(Dataset records)
# # # # # # #

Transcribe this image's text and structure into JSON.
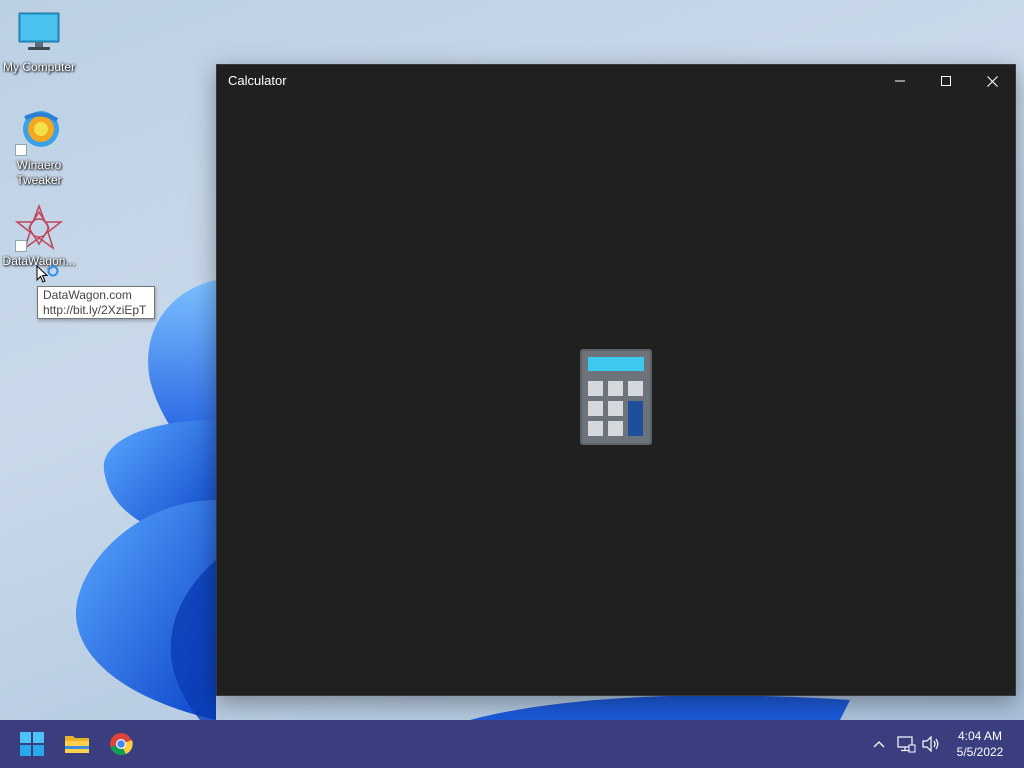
{
  "desktop": {
    "icons": [
      {
        "label": "My Computer",
        "icon": "monitor-icon"
      },
      {
        "label": "Winaero\nTweaker",
        "icon": "winaero-tweaker-icon"
      },
      {
        "label": "DataWagon...",
        "icon": "datawagon-icon"
      }
    ],
    "tooltip": {
      "line1": "DataWagon.com",
      "line2": "http://bit.ly/2XziEpT"
    }
  },
  "window": {
    "title": "Calculator",
    "controls": [
      "minimize-icon",
      "maximize-icon",
      "close-icon"
    ],
    "splash_icon": "calculator-icon",
    "background": "#202020"
  },
  "taskbar": {
    "background": "#3a3d7e",
    "pinned": [
      "windows-start-icon",
      "file-explorer-icon",
      "chrome-icon"
    ],
    "tray_icons": [
      "chevron-up-icon",
      "network-icon",
      "volume-icon"
    ],
    "clock": {
      "time": "4:04 AM",
      "date": "5/5/2022"
    }
  },
  "colors": {
    "accent_blue": "#2f6fe8",
    "calc_screen": "#3cc8ef",
    "calc_key_dark": "#1f4f9c"
  }
}
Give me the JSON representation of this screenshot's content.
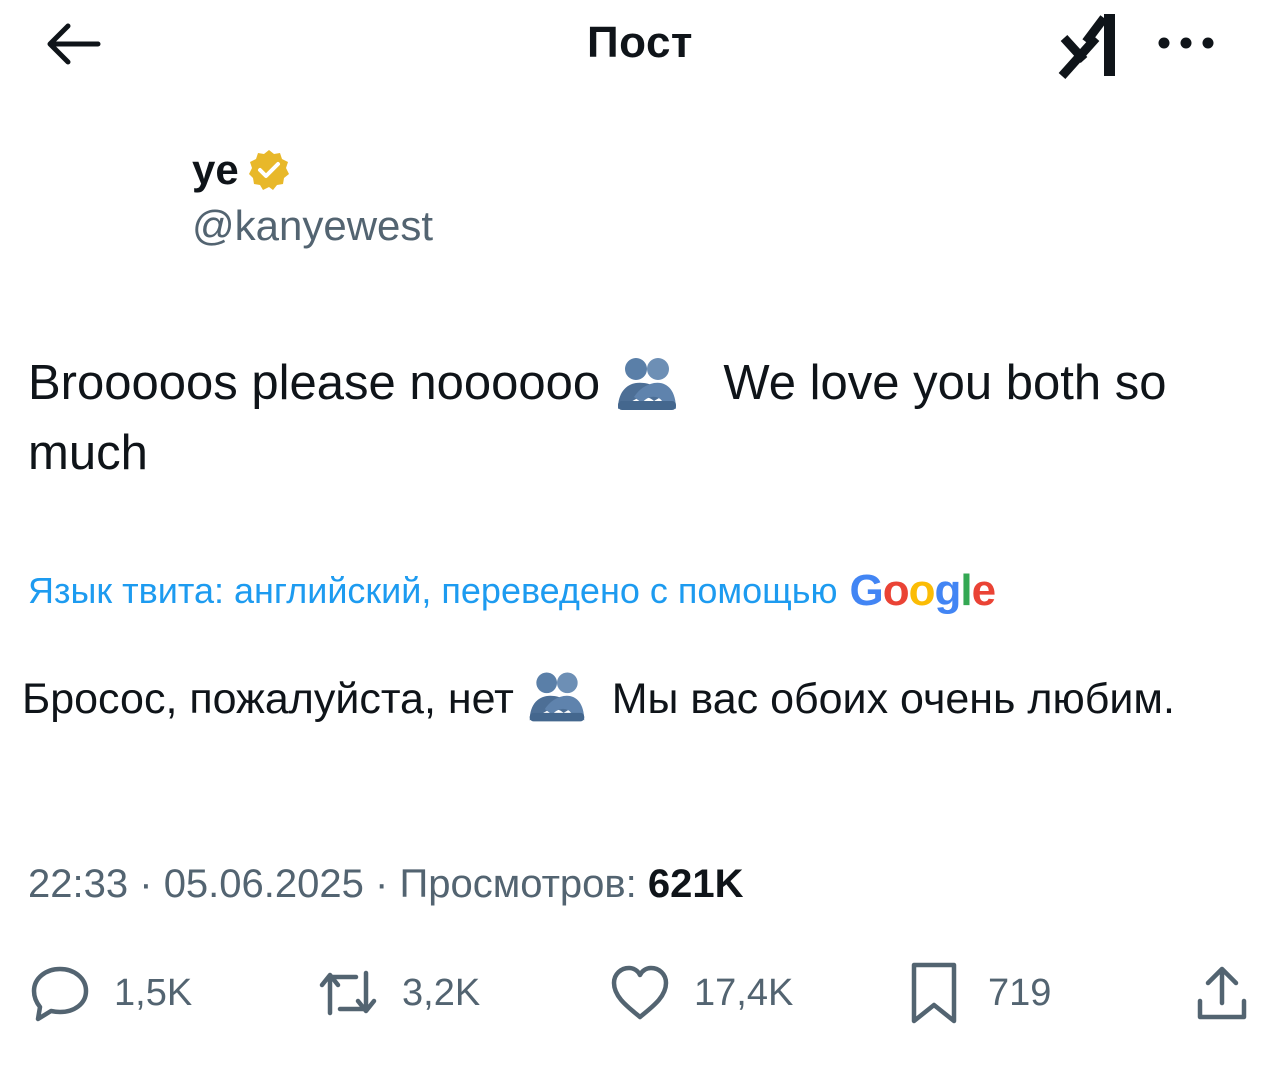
{
  "header": {
    "title": "Пост",
    "back_icon": "arrow-left-icon",
    "grok_icon": "grok-icon",
    "more_icon": "more-horizontal-icon"
  },
  "author": {
    "display_name": "ye",
    "handle": "@kanyewest",
    "verified_badge": "verified-gold-icon",
    "badge_color": "#e8b829"
  },
  "tweet": {
    "text_part1": "Brooooos please noooooo",
    "emoji": "people-hugging",
    "text_part2": "We love you both so much",
    "translate_label": "Язык твита: английский, переведено с помощью",
    "translated_part1": "Бросос, пожалуйста, нет",
    "translated_part2": "Мы вас обоих очень любим."
  },
  "meta": {
    "time": "22:33",
    "separator": "·",
    "date": "05.06.2025",
    "views_label": "Просмотров:",
    "views_count": "621K"
  },
  "actions": {
    "replies": "1,5K",
    "reposts": "3,2K",
    "likes": "17,4K",
    "bookmarks": "719"
  },
  "colors": {
    "link": "#1d9bf0",
    "secondary": "#536471",
    "text": "#0f1419"
  }
}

# # # # # # #

◆ TASK DESCRIPTION: Leaving out every picture, copy exactly the lines from the one that contains "Give me the" through the end of the entries above.

◆ OUTPUT OF THE EXERCISE:
Give me the JSON representation of this screenshot's content.
{
  "header": {
    "title": "Пост",
    "back_icon": "arrow-left-icon",
    "grok_icon": "grok-icon",
    "more_icon": "more-horizontal-icon"
  },
  "author": {
    "display_name": "ye",
    "handle": "@kanyewest",
    "verified_badge": "verified-gold-icon",
    "badge_color": "#e8b829"
  },
  "tweet": {
    "text_part1": "Brooooos please noooooo",
    "emoji": "people-hugging",
    "text_part2": "We love you both so much",
    "translate_label": "Язык твита: английский, переведено с помощью",
    "translated_part1": "Бросос, пожалуйста, нет",
    "translated_part2": "Мы вас обоих очень любим."
  },
  "meta": {
    "time": "22:33",
    "separator": "·",
    "date": "05.06.2025",
    "views_label": "Просмотров:",
    "views_count": "621K"
  },
  "actions": {
    "replies": "1,5K",
    "reposts": "3,2K",
    "likes": "17,4K",
    "bookmarks": "719"
  },
  "colors": {
    "link": "#1d9bf0",
    "secondary": "#536471",
    "text": "#0f1419"
  }
}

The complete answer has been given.